**TASK OBJECTIVE**:
Retype each entry below, keeping every character the same.

Structured figure records:
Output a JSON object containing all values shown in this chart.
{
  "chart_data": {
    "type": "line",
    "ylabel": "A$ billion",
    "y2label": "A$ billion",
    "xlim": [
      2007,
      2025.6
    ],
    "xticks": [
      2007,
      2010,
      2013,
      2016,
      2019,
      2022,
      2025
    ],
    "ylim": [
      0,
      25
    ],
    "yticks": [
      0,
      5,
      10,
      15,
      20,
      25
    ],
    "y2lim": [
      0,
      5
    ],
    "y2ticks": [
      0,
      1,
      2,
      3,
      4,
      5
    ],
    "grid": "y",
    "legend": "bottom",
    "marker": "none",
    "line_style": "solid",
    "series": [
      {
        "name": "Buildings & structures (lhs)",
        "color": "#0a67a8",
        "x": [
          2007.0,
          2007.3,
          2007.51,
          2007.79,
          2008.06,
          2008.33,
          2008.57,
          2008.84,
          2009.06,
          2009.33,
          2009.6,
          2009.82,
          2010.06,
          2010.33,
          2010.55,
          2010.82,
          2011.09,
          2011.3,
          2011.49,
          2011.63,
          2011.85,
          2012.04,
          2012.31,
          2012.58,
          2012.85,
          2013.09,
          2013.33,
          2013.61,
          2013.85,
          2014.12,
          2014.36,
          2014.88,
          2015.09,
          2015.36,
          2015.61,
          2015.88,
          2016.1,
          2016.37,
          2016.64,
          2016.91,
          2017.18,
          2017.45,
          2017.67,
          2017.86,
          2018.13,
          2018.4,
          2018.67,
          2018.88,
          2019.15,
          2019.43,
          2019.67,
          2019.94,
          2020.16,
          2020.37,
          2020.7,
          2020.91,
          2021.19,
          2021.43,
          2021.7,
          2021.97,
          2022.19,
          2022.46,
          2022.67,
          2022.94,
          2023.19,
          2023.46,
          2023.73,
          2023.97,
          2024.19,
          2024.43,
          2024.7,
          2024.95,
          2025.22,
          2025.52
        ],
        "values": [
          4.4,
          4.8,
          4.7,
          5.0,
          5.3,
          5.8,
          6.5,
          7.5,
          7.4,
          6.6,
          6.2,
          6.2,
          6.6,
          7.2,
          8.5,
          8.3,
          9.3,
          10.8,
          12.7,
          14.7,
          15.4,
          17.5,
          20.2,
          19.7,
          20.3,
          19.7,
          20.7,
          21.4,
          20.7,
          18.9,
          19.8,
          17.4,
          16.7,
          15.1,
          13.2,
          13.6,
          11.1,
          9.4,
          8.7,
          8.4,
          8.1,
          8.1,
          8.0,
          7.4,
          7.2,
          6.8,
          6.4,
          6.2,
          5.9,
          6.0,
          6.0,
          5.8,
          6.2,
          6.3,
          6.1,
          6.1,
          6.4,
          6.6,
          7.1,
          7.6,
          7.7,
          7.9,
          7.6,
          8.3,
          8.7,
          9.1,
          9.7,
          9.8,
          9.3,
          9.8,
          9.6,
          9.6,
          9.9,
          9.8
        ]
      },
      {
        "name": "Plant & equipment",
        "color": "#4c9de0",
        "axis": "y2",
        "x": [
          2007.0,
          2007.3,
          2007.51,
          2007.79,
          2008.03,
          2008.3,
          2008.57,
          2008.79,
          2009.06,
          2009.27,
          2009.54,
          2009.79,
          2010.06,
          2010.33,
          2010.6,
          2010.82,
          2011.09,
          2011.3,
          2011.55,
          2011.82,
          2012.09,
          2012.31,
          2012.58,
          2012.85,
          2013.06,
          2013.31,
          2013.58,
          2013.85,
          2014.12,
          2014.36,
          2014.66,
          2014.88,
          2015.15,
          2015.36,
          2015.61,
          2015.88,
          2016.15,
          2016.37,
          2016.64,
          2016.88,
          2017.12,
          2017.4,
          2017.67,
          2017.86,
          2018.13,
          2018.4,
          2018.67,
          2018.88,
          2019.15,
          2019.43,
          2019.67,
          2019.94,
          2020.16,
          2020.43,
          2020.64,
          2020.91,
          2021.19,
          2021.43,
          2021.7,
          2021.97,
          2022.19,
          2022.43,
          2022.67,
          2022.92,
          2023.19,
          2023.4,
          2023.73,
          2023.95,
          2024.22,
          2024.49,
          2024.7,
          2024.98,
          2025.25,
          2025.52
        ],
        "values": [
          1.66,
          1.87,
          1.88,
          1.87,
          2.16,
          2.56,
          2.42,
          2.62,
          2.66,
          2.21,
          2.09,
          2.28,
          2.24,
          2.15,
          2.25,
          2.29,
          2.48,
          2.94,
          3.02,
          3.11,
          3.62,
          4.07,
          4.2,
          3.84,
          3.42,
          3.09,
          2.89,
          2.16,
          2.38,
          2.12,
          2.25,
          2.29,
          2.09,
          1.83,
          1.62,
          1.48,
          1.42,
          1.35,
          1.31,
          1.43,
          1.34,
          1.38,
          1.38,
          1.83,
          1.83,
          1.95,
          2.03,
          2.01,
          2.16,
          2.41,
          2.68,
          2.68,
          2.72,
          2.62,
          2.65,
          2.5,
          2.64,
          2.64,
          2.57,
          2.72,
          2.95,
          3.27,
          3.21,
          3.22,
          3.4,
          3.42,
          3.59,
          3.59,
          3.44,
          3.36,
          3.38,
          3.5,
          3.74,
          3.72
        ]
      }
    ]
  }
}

**RESULT OF THE TASK**:
Output a JSON object containing all values shown in this chart.
{
  "chart_data": {
    "type": "line",
    "ylabel": "A$ billion",
    "y2label": "A$ billion",
    "xlim": [
      2007,
      2025.6
    ],
    "xticks": [
      2007,
      2010,
      2013,
      2016,
      2019,
      2022,
      2025
    ],
    "ylim": [
      0,
      25
    ],
    "yticks": [
      0,
      5,
      10,
      15,
      20,
      25
    ],
    "y2lim": [
      0,
      5
    ],
    "y2ticks": [
      0,
      1,
      2,
      3,
      4,
      5
    ],
    "grid": "y",
    "legend": "bottom",
    "marker": "none",
    "line_style": "solid",
    "series": [
      {
        "name": "Buildings & structures (lhs)",
        "color": "#0a67a8",
        "x": [
          2007.0,
          2007.3,
          2007.51,
          2007.79,
          2008.06,
          2008.33,
          2008.57,
          2008.84,
          2009.06,
          2009.33,
          2009.6,
          2009.82,
          2010.06,
          2010.33,
          2010.55,
          2010.82,
          2011.09,
          2011.3,
          2011.49,
          2011.63,
          2011.85,
          2012.04,
          2012.31,
          2012.58,
          2012.85,
          2013.09,
          2013.33,
          2013.61,
          2013.85,
          2014.12,
          2014.36,
          2014.88,
          2015.09,
          2015.36,
          2015.61,
          2015.88,
          2016.1,
          2016.37,
          2016.64,
          2016.91,
          2017.18,
          2017.45,
          2017.67,
          2017.86,
          2018.13,
          2018.4,
          2018.67,
          2018.88,
          2019.15,
          2019.43,
          2019.67,
          2019.94,
          2020.16,
          2020.37,
          2020.7,
          2020.91,
          2021.19,
          2021.43,
          2021.7,
          2021.97,
          2022.19,
          2022.46,
          2022.67,
          2022.94,
          2023.19,
          2023.46,
          2023.73,
          2023.97,
          2024.19,
          2024.43,
          2024.7,
          2024.95,
          2025.22,
          2025.52
        ],
        "values": [
          4.4,
          4.8,
          4.7,
          5.0,
          5.3,
          5.8,
          6.5,
          7.5,
          7.4,
          6.6,
          6.2,
          6.2,
          6.6,
          7.2,
          8.5,
          8.3,
          9.3,
          10.8,
          12.7,
          14.7,
          15.4,
          17.5,
          20.2,
          19.7,
          20.3,
          19.7,
          20.7,
          21.4,
          20.7,
          18.9,
          19.8,
          17.4,
          16.7,
          15.1,
          13.2,
          13.6,
          11.1,
          9.4,
          8.7,
          8.4,
          8.1,
          8.1,
          8.0,
          7.4,
          7.2,
          6.8,
          6.4,
          6.2,
          5.9,
          6.0,
          6.0,
          5.8,
          6.2,
          6.3,
          6.1,
          6.1,
          6.4,
          6.6,
          7.1,
          7.6,
          7.7,
          7.9,
          7.6,
          8.3,
          8.7,
          9.1,
          9.7,
          9.8,
          9.3,
          9.8,
          9.6,
          9.6,
          9.9,
          9.8
        ]
      },
      {
        "name": "Plant & equipment",
        "color": "#4c9de0",
        "axis": "y2",
        "x": [
          2007.0,
          2007.3,
          2007.51,
          2007.79,
          2008.03,
          2008.3,
          2008.57,
          2008.79,
          2009.06,
          2009.27,
          2009.54,
          2009.79,
          2010.06,
          2010.33,
          2010.6,
          2010.82,
          2011.09,
          2011.3,
          2011.55,
          2011.82,
          2012.09,
          2012.31,
          2012.58,
          2012.85,
          2013.06,
          2013.31,
          2013.58,
          2013.85,
          2014.12,
          2014.36,
          2014.66,
          2014.88,
          2015.15,
          2015.36,
          2015.61,
          2015.88,
          2016.15,
          2016.37,
          2016.64,
          2016.88,
          2017.12,
          2017.4,
          2017.67,
          2017.86,
          2018.13,
          2018.4,
          2018.67,
          2018.88,
          2019.15,
          2019.43,
          2019.67,
          2019.94,
          2020.16,
          2020.43,
          2020.64,
          2020.91,
          2021.19,
          2021.43,
          2021.7,
          2021.97,
          2022.19,
          2022.43,
          2022.67,
          2022.92,
          2023.19,
          2023.4,
          2023.73,
          2023.95,
          2024.22,
          2024.49,
          2024.7,
          2024.98,
          2025.25,
          2025.52
        ],
        "values": [
          1.66,
          1.87,
          1.88,
          1.87,
          2.16,
          2.56,
          2.42,
          2.62,
          2.66,
          2.21,
          2.09,
          2.28,
          2.24,
          2.15,
          2.25,
          2.29,
          2.48,
          2.94,
          3.02,
          3.11,
          3.62,
          4.07,
          4.2,
          3.84,
          3.42,
          3.09,
          2.89,
          2.16,
          2.38,
          2.12,
          2.25,
          2.29,
          2.09,
          1.83,
          1.62,
          1.48,
          1.42,
          1.35,
          1.31,
          1.43,
          1.34,
          1.38,
          1.38,
          1.83,
          1.83,
          1.95,
          2.03,
          2.01,
          2.16,
          2.41,
          2.68,
          2.68,
          2.72,
          2.62,
          2.65,
          2.5,
          2.64,
          2.64,
          2.57,
          2.72,
          2.95,
          3.27,
          3.21,
          3.22,
          3.4,
          3.42,
          3.59,
          3.59,
          3.44,
          3.36,
          3.38,
          3.5,
          3.74,
          3.72
        ]
      }
    ]
  }
}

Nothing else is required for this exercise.